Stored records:
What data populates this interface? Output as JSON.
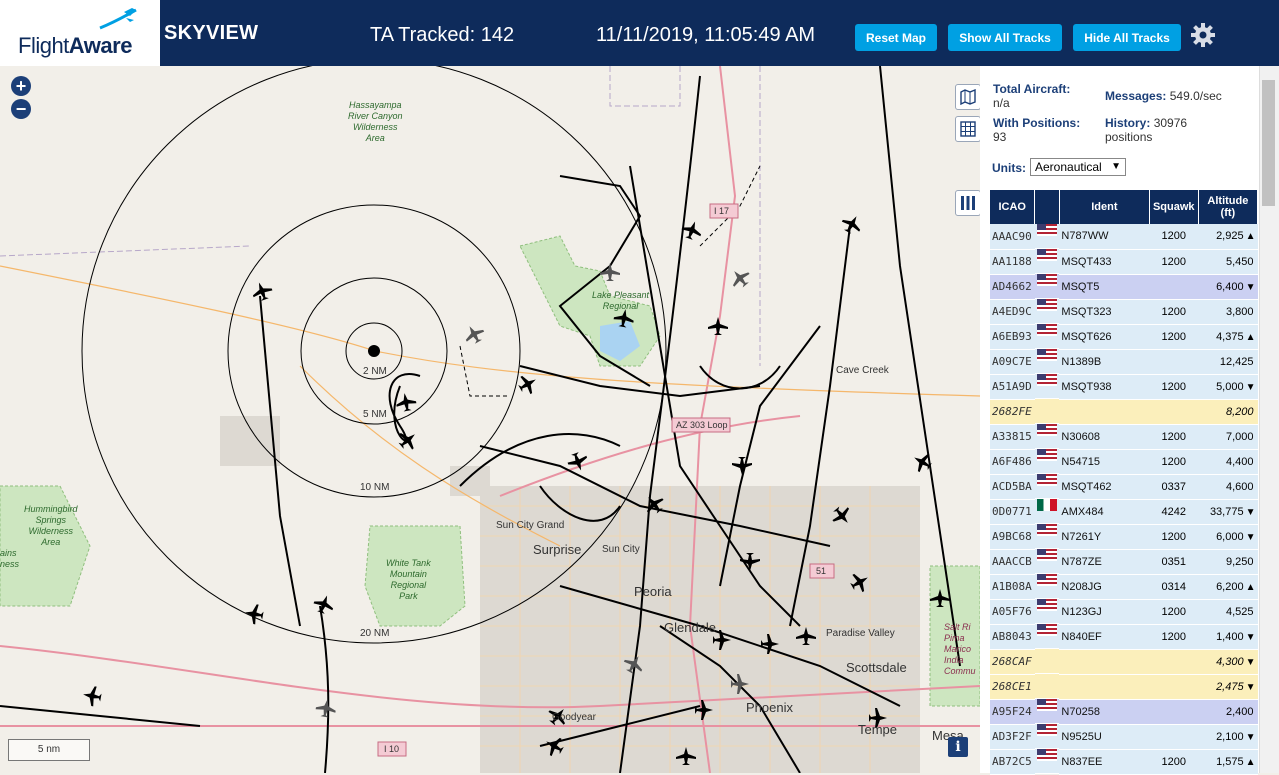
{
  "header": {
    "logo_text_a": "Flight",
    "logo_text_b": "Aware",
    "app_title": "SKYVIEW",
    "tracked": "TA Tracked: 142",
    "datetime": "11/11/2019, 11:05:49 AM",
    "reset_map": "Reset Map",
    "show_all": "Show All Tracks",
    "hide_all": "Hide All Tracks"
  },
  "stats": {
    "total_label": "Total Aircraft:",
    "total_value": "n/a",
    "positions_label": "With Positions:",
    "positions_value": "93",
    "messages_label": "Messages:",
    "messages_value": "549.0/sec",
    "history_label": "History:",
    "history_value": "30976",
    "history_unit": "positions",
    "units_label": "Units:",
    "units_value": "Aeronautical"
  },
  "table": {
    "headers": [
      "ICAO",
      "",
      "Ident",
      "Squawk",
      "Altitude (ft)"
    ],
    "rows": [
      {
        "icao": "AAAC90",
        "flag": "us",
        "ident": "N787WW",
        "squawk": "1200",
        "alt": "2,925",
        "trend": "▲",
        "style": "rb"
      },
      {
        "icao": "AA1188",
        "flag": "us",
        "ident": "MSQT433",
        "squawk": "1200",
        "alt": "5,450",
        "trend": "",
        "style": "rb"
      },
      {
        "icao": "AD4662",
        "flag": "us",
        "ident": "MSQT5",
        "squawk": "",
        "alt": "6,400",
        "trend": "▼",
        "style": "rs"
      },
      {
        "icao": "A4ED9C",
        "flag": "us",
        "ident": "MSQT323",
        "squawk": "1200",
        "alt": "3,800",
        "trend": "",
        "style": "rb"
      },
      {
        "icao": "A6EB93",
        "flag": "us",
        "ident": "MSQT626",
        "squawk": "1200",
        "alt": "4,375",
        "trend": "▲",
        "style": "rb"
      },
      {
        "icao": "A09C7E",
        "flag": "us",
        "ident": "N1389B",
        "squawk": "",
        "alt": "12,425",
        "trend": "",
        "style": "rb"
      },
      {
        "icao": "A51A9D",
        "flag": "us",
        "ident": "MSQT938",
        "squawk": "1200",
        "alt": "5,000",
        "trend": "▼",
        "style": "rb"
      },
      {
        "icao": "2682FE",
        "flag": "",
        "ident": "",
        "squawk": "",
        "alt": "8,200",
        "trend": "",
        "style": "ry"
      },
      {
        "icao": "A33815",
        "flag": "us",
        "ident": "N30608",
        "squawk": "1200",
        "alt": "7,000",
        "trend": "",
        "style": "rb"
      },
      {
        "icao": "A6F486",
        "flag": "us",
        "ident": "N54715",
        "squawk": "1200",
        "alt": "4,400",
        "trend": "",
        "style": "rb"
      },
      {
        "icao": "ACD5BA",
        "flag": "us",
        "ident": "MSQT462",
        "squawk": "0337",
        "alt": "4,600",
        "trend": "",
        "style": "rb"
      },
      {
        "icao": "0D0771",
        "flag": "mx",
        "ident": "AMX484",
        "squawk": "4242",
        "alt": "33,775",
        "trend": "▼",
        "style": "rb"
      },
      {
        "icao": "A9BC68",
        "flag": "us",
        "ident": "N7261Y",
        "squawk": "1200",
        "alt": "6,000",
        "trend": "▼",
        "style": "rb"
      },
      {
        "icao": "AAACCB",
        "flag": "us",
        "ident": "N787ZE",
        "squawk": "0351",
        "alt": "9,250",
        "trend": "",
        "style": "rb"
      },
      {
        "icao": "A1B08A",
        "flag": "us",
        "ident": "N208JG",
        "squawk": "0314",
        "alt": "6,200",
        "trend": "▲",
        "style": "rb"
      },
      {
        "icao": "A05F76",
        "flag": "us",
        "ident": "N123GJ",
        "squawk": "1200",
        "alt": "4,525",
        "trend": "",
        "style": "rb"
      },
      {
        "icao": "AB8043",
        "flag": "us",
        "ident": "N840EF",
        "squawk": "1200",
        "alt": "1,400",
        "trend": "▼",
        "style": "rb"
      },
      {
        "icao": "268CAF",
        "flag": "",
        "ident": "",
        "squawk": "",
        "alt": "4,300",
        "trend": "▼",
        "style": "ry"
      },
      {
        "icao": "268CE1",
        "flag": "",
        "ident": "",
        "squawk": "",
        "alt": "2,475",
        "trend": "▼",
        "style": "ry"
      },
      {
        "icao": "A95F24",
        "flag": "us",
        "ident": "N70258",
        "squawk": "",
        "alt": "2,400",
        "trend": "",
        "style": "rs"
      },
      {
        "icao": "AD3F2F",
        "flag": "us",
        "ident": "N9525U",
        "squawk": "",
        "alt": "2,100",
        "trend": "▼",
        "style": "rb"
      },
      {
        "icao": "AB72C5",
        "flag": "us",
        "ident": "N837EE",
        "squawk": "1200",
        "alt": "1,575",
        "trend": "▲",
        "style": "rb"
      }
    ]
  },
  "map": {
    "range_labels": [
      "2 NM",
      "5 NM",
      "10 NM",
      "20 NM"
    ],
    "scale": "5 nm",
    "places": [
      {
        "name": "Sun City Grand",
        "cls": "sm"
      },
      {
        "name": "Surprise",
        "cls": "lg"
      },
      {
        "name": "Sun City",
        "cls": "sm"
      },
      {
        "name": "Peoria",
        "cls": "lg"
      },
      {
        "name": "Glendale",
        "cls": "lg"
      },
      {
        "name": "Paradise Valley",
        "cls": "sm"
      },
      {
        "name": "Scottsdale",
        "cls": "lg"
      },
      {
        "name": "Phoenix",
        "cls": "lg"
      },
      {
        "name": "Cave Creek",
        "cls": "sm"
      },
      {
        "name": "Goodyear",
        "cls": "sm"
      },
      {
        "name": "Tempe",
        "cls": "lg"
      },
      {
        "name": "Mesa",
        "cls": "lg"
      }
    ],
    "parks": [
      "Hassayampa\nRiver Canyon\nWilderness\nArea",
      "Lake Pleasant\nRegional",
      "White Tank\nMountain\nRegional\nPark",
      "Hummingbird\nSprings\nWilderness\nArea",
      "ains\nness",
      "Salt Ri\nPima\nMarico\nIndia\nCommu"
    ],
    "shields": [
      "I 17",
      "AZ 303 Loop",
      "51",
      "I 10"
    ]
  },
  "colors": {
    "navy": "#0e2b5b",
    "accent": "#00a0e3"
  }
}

WHAT YOU NEED TO DO - Copy every line in the data above that has the string "nArea" in it.

ANSWER BOX -
      "Hassayampa\nRiver Canyon\nWilderness\nArea",
      "Hummingbird\nSprings\nWilderness\nArea",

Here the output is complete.